-- Begin --

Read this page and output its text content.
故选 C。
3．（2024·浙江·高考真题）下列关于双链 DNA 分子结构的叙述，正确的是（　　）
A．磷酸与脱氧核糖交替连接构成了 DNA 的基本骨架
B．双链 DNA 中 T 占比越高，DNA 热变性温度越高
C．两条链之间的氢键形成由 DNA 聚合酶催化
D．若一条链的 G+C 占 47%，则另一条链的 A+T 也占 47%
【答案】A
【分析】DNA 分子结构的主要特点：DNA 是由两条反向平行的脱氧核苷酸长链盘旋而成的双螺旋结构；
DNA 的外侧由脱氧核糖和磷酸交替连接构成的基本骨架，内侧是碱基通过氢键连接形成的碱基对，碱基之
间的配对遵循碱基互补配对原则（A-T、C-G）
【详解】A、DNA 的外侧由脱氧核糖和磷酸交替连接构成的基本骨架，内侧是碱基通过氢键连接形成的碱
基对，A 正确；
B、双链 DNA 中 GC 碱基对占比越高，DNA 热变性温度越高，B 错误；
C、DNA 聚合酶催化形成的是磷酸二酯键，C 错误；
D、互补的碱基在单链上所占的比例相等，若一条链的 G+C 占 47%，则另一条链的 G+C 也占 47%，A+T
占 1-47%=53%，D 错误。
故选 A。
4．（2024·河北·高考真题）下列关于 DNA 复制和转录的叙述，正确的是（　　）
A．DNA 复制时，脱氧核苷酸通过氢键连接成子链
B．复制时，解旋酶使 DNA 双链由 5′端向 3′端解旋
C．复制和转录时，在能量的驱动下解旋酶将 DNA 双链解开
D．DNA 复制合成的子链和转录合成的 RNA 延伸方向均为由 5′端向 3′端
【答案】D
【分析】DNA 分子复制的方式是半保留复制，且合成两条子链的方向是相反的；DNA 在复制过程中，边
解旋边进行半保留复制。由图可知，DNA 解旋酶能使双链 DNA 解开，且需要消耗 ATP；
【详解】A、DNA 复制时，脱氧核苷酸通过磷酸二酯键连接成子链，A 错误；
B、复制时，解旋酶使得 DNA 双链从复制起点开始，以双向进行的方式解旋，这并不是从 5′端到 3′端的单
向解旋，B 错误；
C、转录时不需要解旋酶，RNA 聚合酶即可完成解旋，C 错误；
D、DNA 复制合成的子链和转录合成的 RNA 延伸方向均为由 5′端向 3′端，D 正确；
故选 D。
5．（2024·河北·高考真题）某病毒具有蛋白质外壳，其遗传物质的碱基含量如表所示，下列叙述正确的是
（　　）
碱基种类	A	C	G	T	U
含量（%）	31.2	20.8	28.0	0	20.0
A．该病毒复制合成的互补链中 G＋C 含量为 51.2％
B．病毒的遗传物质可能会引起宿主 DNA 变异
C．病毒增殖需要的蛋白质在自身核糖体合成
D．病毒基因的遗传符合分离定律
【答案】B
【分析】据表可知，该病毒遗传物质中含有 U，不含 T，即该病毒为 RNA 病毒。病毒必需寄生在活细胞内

-- End --

What the task requires: Within the listing above, find every line containing the string "高考真题" and return it.

Exercise solution:
3．（2024·浙江·高考真题）下列关于双链 DNA 分子结构的叙述，正确的是（　　）
4．（2024·河北·高考真题）下列关于 DNA 复制和转录的叙述，正确的是（　　）
5．（2024·河北·高考真题）某病毒具有蛋白质外壳，其遗传物质的碱基含量如表所示，下列叙述正确的是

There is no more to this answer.